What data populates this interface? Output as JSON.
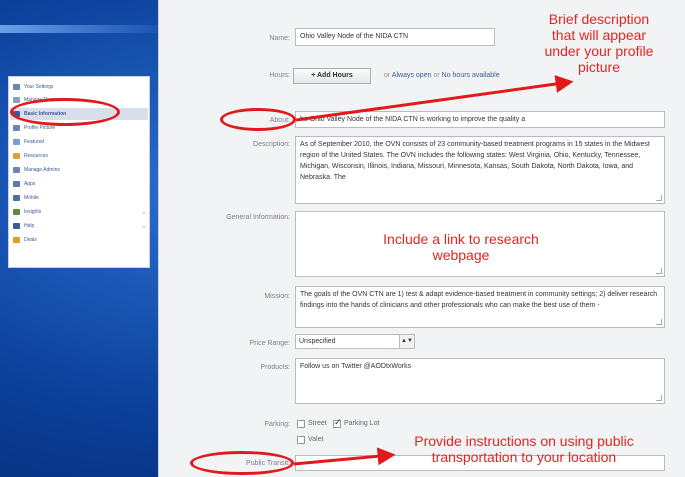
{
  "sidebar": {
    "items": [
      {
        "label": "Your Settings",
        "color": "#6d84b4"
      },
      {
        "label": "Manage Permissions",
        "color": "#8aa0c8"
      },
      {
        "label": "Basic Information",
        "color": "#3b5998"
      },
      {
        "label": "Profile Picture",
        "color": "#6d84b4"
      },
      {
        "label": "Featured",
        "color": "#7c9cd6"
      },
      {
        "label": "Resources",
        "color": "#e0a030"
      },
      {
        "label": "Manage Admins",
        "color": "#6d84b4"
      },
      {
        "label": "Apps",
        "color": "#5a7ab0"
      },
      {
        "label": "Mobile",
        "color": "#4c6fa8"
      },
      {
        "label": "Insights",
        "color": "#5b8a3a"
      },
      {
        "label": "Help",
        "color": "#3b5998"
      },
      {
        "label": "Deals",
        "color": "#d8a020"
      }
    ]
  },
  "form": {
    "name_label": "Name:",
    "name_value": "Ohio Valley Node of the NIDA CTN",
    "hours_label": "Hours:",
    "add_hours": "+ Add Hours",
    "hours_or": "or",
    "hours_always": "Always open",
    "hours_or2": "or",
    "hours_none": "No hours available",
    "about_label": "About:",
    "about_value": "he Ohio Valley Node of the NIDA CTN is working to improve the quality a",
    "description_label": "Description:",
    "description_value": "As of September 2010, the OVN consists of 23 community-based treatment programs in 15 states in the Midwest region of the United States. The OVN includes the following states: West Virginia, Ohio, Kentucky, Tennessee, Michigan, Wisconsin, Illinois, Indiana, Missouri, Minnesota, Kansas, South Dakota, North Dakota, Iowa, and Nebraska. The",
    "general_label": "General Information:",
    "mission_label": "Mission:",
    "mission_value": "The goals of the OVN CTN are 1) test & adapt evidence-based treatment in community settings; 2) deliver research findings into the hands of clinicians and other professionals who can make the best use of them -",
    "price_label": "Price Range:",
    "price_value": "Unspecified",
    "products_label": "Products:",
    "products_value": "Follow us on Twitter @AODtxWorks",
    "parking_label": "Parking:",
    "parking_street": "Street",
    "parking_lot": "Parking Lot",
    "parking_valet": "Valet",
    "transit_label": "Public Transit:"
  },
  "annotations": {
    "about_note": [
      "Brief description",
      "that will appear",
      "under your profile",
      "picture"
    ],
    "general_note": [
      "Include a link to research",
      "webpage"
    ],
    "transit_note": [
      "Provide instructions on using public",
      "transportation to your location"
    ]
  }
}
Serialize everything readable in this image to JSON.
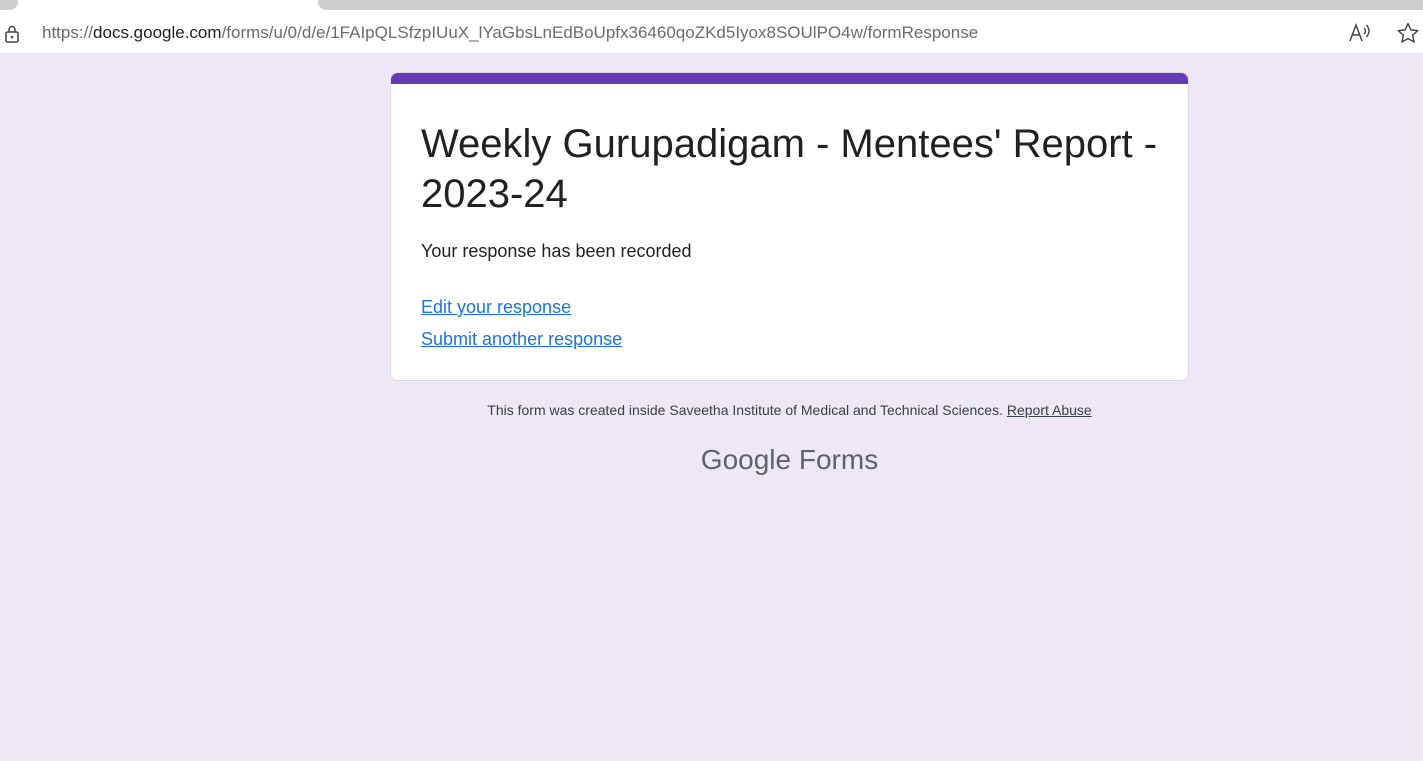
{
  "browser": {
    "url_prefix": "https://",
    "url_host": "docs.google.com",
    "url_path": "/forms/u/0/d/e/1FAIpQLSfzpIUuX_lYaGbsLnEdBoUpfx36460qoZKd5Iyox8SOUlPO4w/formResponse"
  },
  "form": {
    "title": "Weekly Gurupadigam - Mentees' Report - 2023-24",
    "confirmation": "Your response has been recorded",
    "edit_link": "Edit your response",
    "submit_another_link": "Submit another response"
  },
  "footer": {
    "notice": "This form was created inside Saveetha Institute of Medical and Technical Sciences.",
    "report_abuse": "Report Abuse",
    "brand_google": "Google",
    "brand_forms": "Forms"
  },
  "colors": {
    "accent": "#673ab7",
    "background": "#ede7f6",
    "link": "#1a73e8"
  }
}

- - -

- Problem statement: Say how many lines of the data include the string "community". Nothing other than the number should be given.

- Output below: 2